> Exercise task: Check each line of the listing, and copy it if it contains the word "analysis".

>> START Data entries

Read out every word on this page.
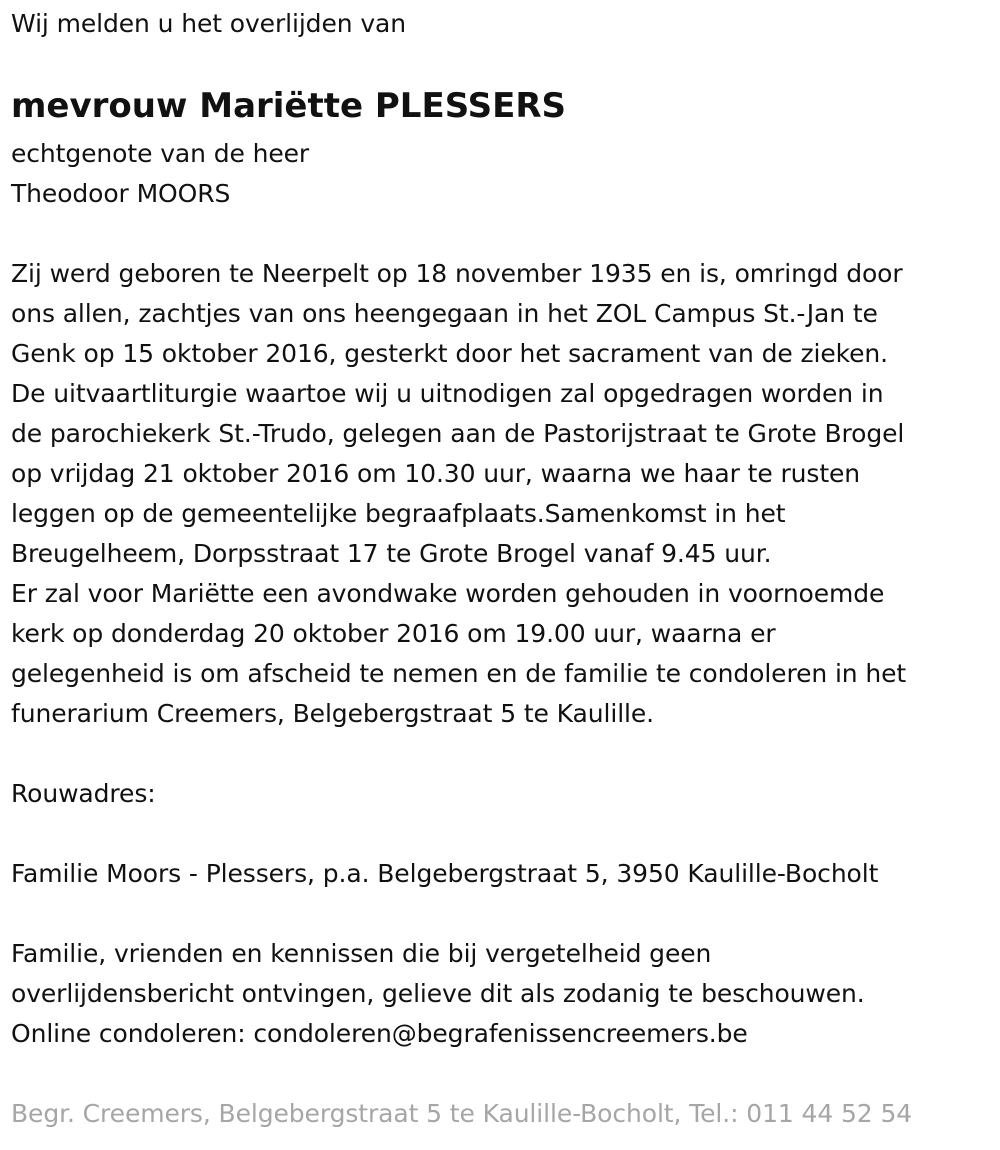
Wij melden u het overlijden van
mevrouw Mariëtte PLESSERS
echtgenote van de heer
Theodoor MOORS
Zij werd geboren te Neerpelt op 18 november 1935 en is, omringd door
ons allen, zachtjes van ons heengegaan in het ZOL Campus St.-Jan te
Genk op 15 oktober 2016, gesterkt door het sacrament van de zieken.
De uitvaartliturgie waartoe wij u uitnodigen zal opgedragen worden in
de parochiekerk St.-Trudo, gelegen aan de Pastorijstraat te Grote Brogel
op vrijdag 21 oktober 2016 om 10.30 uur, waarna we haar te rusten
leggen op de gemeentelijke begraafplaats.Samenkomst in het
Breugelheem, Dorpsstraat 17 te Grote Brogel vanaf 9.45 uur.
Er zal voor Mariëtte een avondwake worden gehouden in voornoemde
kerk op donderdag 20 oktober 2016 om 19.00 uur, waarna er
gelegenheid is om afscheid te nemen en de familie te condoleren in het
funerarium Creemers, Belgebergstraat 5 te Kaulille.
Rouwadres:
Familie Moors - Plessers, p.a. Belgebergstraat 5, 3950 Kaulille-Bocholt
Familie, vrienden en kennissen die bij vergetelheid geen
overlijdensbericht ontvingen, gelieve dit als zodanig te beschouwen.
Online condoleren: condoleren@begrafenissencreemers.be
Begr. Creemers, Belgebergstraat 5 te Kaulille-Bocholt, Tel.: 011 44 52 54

>> END Data entries
>> START Data entries

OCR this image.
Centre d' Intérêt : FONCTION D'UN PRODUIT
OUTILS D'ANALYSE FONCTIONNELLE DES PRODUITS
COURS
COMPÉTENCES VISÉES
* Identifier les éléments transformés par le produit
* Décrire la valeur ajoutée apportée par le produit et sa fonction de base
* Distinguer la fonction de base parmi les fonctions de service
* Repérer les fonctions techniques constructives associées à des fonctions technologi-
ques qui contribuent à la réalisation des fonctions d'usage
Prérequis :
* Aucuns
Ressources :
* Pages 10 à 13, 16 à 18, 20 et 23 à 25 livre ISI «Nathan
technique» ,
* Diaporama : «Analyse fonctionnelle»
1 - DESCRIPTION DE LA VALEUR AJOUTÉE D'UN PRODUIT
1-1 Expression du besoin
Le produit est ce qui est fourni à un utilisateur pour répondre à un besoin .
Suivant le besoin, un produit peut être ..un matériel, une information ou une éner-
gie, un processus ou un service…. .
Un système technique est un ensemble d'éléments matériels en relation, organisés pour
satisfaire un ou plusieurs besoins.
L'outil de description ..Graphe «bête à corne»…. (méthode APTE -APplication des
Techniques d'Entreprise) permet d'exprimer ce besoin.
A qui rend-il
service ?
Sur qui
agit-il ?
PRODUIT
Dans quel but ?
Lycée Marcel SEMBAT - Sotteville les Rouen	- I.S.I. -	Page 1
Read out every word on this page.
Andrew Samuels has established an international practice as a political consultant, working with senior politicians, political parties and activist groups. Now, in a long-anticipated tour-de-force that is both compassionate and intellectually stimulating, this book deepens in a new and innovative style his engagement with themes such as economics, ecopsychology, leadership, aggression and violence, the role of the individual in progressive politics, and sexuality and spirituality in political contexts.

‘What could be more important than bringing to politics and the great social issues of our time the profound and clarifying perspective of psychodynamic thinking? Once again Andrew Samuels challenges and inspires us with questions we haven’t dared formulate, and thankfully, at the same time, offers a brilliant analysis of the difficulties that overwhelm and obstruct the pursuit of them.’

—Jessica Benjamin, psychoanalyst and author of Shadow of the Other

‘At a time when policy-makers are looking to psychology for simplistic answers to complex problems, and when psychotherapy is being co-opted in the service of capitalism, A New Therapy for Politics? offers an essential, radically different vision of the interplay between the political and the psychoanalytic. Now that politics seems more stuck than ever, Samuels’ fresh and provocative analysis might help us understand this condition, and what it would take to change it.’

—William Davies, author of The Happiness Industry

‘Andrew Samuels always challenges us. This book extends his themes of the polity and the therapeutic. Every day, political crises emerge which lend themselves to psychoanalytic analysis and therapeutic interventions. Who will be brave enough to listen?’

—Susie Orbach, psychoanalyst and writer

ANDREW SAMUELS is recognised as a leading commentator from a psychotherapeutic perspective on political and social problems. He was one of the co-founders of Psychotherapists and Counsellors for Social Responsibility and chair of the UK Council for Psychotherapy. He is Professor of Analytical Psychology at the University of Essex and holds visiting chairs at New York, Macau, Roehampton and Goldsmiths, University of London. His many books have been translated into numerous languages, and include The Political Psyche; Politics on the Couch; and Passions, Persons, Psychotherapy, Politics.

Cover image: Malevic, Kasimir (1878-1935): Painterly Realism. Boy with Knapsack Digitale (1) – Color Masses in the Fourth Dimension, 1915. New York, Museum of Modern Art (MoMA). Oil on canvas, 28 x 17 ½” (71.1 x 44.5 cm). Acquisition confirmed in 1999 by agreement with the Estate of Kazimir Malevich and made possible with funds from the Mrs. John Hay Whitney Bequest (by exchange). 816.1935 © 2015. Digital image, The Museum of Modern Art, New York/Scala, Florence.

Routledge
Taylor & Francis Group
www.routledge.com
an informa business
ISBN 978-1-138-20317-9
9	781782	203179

>> END Data entries
>> START Data entries

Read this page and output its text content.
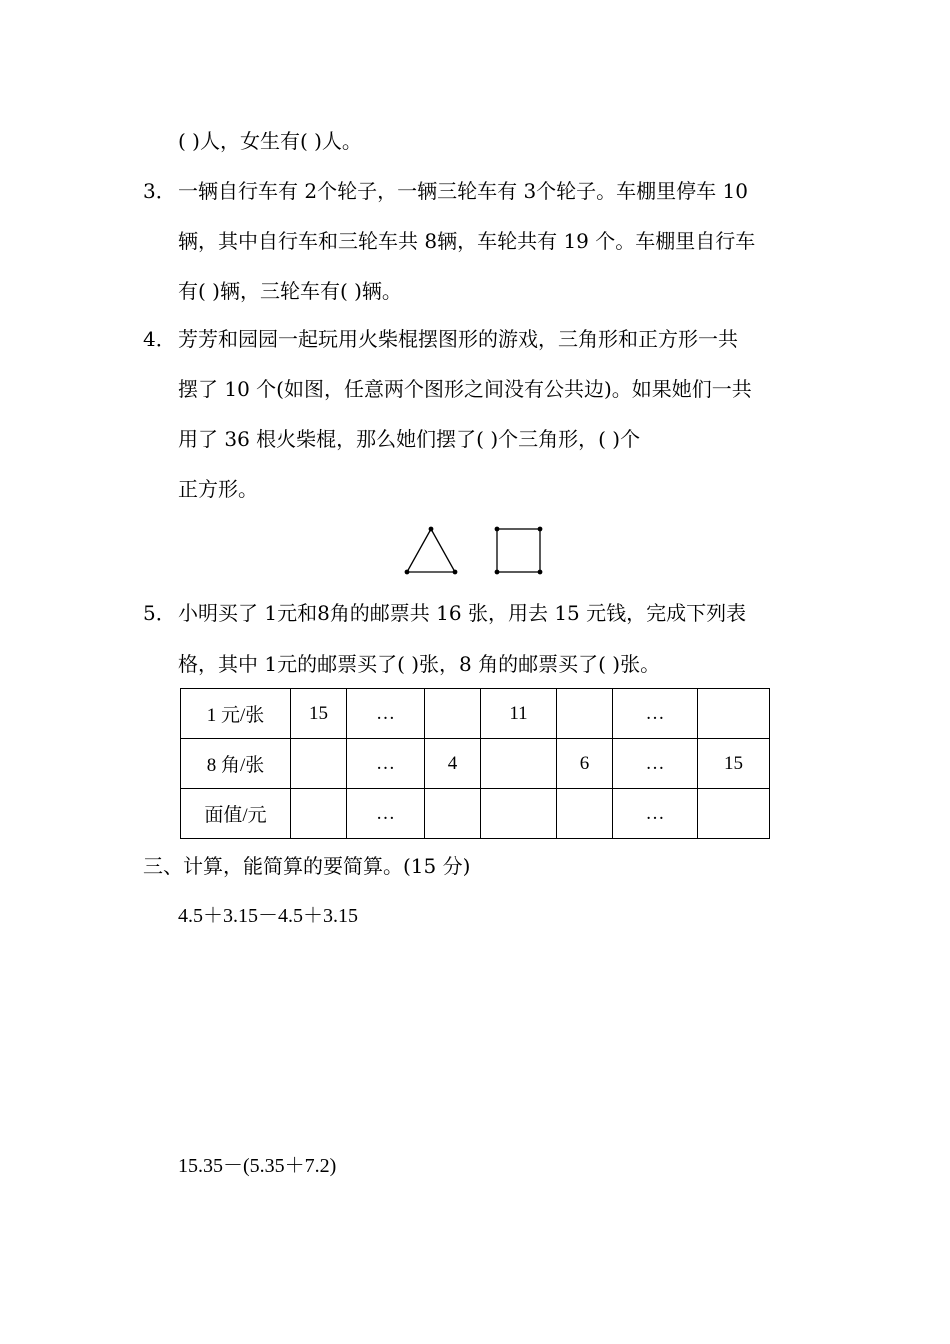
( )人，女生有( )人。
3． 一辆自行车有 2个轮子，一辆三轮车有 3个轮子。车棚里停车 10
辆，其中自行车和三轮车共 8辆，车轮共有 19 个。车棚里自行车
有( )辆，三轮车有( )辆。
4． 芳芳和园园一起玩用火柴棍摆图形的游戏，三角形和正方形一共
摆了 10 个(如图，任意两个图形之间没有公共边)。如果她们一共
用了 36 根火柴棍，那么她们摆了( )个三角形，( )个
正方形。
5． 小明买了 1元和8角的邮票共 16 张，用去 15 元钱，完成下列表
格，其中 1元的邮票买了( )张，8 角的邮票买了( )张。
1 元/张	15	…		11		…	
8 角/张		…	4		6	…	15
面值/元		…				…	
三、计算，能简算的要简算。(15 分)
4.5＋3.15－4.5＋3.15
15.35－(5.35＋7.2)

>> END Data entries

> Task answer:
‘What could be more important than bringing to politics and the great social issues of our time the profound and clarifying perspective of psychodynamic thinking? Once again Andrew Samuels challenges and inspires us with questions we haven’t dared formulate, and thankfully, at the same time, offers a brilliant analysis of the difficulties that overwhelm and obstruct the pursuit of them.’
‘At a time when policy-makers are looking to psychology for simplistic answers to complex problems, and when psychotherapy is being co-opted in the service of capitalism, A New Therapy for Politics? offers an essential, radically different vision of the interplay between the political and the psychoanalytic. Now that politics seems more stuck than ever, Samuels’ fresh and provocative analysis might help us understand this condition, and what it would take to change it.’
‘Andrew Samuels always challenges us. This book extends his themes of the polity and the therapeutic. Every day, political crises emerge which lend themselves to psychoanalytic analysis and therapeutic interventions. Who will be brave enough to listen?’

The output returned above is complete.